Spatial layout data:
--- Begin ---
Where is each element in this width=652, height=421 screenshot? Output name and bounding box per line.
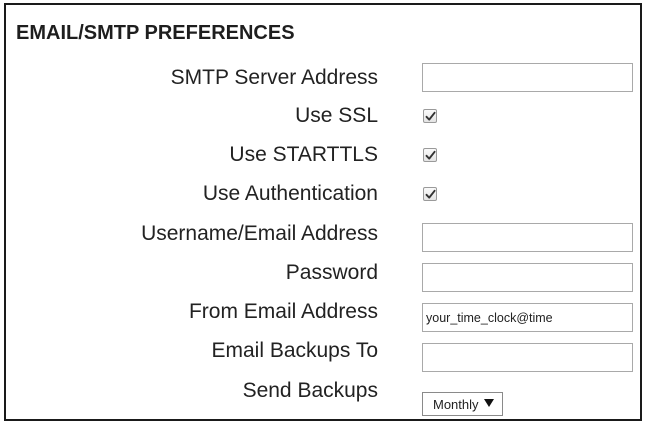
checkmark-icon bbox=[425, 111, 436, 121]
use-ssl-checkbox[interactable] bbox=[423, 109, 437, 123]
password-label: Password bbox=[285, 261, 378, 284]
send-backups-label: Send Backups bbox=[242, 379, 378, 402]
email-smtp-preferences-panel: EMAIL/SMTP PREFERENCES SMTP Server Addre… bbox=[4, 3, 642, 421]
email-backups-to-label: Email Backups To bbox=[211, 339, 378, 362]
username-email-input[interactable] bbox=[422, 223, 633, 252]
password-input[interactable] bbox=[422, 263, 633, 292]
use-authentication-checkbox[interactable] bbox=[423, 187, 437, 201]
username-email-label: Username/Email Address bbox=[141, 222, 378, 245]
send-backups-selected-value: Monthly bbox=[433, 396, 479, 412]
use-starttls-label: Use STARTTLS bbox=[229, 143, 378, 166]
send-backups-select[interactable]: Monthly bbox=[422, 392, 503, 416]
triangle-down-icon bbox=[484, 399, 494, 407]
smtp-server-address-input[interactable] bbox=[422, 63, 633, 92]
from-email-address-input[interactable] bbox=[422, 303, 633, 332]
email-backups-to-input[interactable] bbox=[422, 343, 633, 372]
checkmark-icon bbox=[425, 150, 436, 160]
checkmark-icon bbox=[425, 189, 436, 199]
section-title: EMAIL/SMTP PREFERENCES bbox=[16, 22, 295, 44]
from-email-address-label: From Email Address bbox=[188, 300, 378, 323]
smtp-server-address-label: SMTP Server Address bbox=[170, 66, 378, 89]
use-authentication-label: Use Authentication bbox=[202, 182, 378, 205]
use-starttls-checkbox[interactable] bbox=[423, 148, 437, 162]
use-ssl-label: Use SSL bbox=[295, 104, 378, 127]
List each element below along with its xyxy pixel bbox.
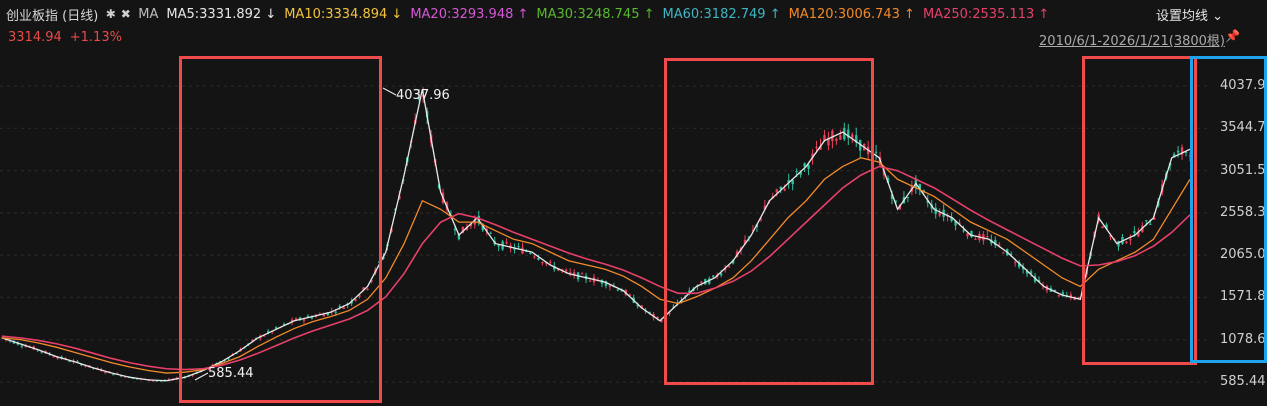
- candle-body: [533, 256, 536, 258]
- candle-body: [986, 236, 989, 238]
- candle-body: [517, 246, 520, 248]
- candle-body: [20, 345, 24, 347]
- candle-body: [970, 230, 973, 238]
- candle-body: [541, 262, 544, 264]
- candle-body: [1002, 252, 1005, 254]
- y-tick-label: 585.44: [1220, 374, 1266, 389]
- candle-body: [962, 230, 965, 232]
- candle-body: [580, 273, 584, 275]
- candle-body: [529, 252, 532, 254]
- candle-body: [505, 242, 508, 244]
- candle-body: [565, 269, 568, 271]
- candle-body: [588, 280, 592, 282]
- candle-body: [616, 289, 620, 291]
- candle-body: [1077, 297, 1080, 299]
- candle-body: [537, 257, 540, 260]
- candle-body: [68, 361, 71, 363]
- candle-body: [906, 196, 910, 198]
- candle-body: [966, 233, 969, 237]
- highlight-box-1: [179, 56, 382, 403]
- candle-body: [1013, 262, 1017, 264]
- candle-body: [104, 372, 107, 374]
- candle-body: [874, 151, 878, 153]
- candle-body: [549, 261, 552, 263]
- candle-body: [974, 238, 977, 240]
- candle-body: [489, 232, 492, 234]
- candle-body: [608, 285, 612, 287]
- candle-body: [112, 374, 115, 376]
- candle-body: [52, 356, 55, 358]
- candle-body: [497, 245, 500, 247]
- candle-body: [1061, 292, 1065, 295]
- highlight-box-3: [1082, 56, 1197, 365]
- candle-body: [1057, 295, 1061, 297]
- candle-body: [938, 213, 941, 216]
- high-label: 4037.96: [396, 88, 450, 103]
- price-axis-highlight-box: [1190, 56, 1267, 363]
- high-arrow: [382, 87, 397, 96]
- highlight-box-2: [664, 58, 874, 385]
--- End ---
## [WRITTEN EXERCISE]
Copy every line above word for word, leaving out the picture lines.

## [CORRECT RESULT]
Where is each element in this width=652, height=421 screenshot? Output name and bounding box per line.
checkmark-icon bbox=[425, 111, 436, 121]
use-ssl-checkbox[interactable] bbox=[423, 109, 437, 123]
password-label: Password bbox=[285, 261, 378, 284]
send-backups-label: Send Backups bbox=[242, 379, 378, 402]
email-smtp-preferences-panel: EMAIL/SMTP PREFERENCES SMTP Server Addre… bbox=[4, 3, 642, 421]
email-backups-to-label: Email Backups To bbox=[211, 339, 378, 362]
username-email-input[interactable] bbox=[422, 223, 633, 252]
password-input[interactable] bbox=[422, 263, 633, 292]
use-authentication-checkbox[interactable] bbox=[423, 187, 437, 201]
username-email-label: Username/Email Address bbox=[141, 222, 378, 245]
send-backups-selected-value: Monthly bbox=[433, 396, 479, 412]
use-starttls-label: Use STARTTLS bbox=[229, 143, 378, 166]
send-backups-select[interactable]: Monthly bbox=[422, 392, 503, 416]
triangle-down-icon bbox=[484, 399, 494, 407]
smtp-server-address-input[interactable] bbox=[422, 63, 633, 92]
from-email-address-input[interactable] bbox=[422, 303, 633, 332]
email-backups-to-input[interactable] bbox=[422, 343, 633, 372]
checkmark-icon bbox=[425, 150, 436, 160]
checkmark-icon bbox=[425, 189, 436, 199]
section-title: EMAIL/SMTP PREFERENCES bbox=[16, 22, 295, 44]
from-email-address-label: From Email Address bbox=[188, 300, 378, 323]
smtp-server-address-label: SMTP Server Address bbox=[170, 66, 378, 89]
use-authentication-label: Use Authentication bbox=[202, 182, 378, 205]
use-starttls-checkbox[interactable] bbox=[423, 148, 437, 162]
use-ssl-label: Use SSL bbox=[295, 104, 378, 127]
List each element below along with its xyxy pixel bbox.
- candle-body: [533, 256, 536, 258]
- candle-body: [986, 236, 989, 238]
- candle-body: [517, 246, 520, 248]
- candle-body: [20, 345, 24, 347]
- candle-body: [970, 230, 973, 238]
- candle-body: [541, 262, 544, 264]
- candle-body: [1002, 252, 1005, 254]
- y-tick-label: 585.44: [1220, 374, 1266, 389]
- candle-body: [962, 230, 965, 232]
- candle-body: [580, 273, 584, 275]
- candle-body: [529, 252, 532, 254]
- candle-body: [505, 242, 508, 244]
- candle-body: [565, 269, 568, 271]
- candle-body: [588, 280, 592, 282]
- candle-body: [616, 289, 620, 291]
- candle-body: [1077, 297, 1080, 299]
- candle-body: [537, 257, 540, 260]
- candle-body: [68, 361, 71, 363]
- candle-body: [906, 196, 910, 198]
- candle-body: [966, 233, 969, 237]
- highlight-box-1: [179, 56, 382, 403]
- candle-body: [1013, 262, 1017, 264]
- candle-body: [104, 372, 107, 374]
- candle-body: [874, 151, 878, 153]
- candle-body: [549, 261, 552, 263]
- candle-body: [974, 238, 977, 240]
- candle-body: [489, 232, 492, 234]
- candle-body: [608, 285, 612, 287]
- candle-body: [112, 374, 115, 376]
- candle-body: [52, 356, 55, 358]
- candle-body: [497, 245, 500, 247]
- candle-body: [1061, 292, 1065, 295]
- highlight-box-3: [1082, 56, 1197, 365]
- candle-body: [1057, 295, 1061, 297]
- candle-body: [938, 213, 941, 216]
- high-label: 4037.96: [396, 88, 450, 103]
- price-axis-highlight-box: [1190, 56, 1267, 363]
- high-arrow: [382, 87, 397, 96]
- highlight-box-2: [664, 58, 874, 385]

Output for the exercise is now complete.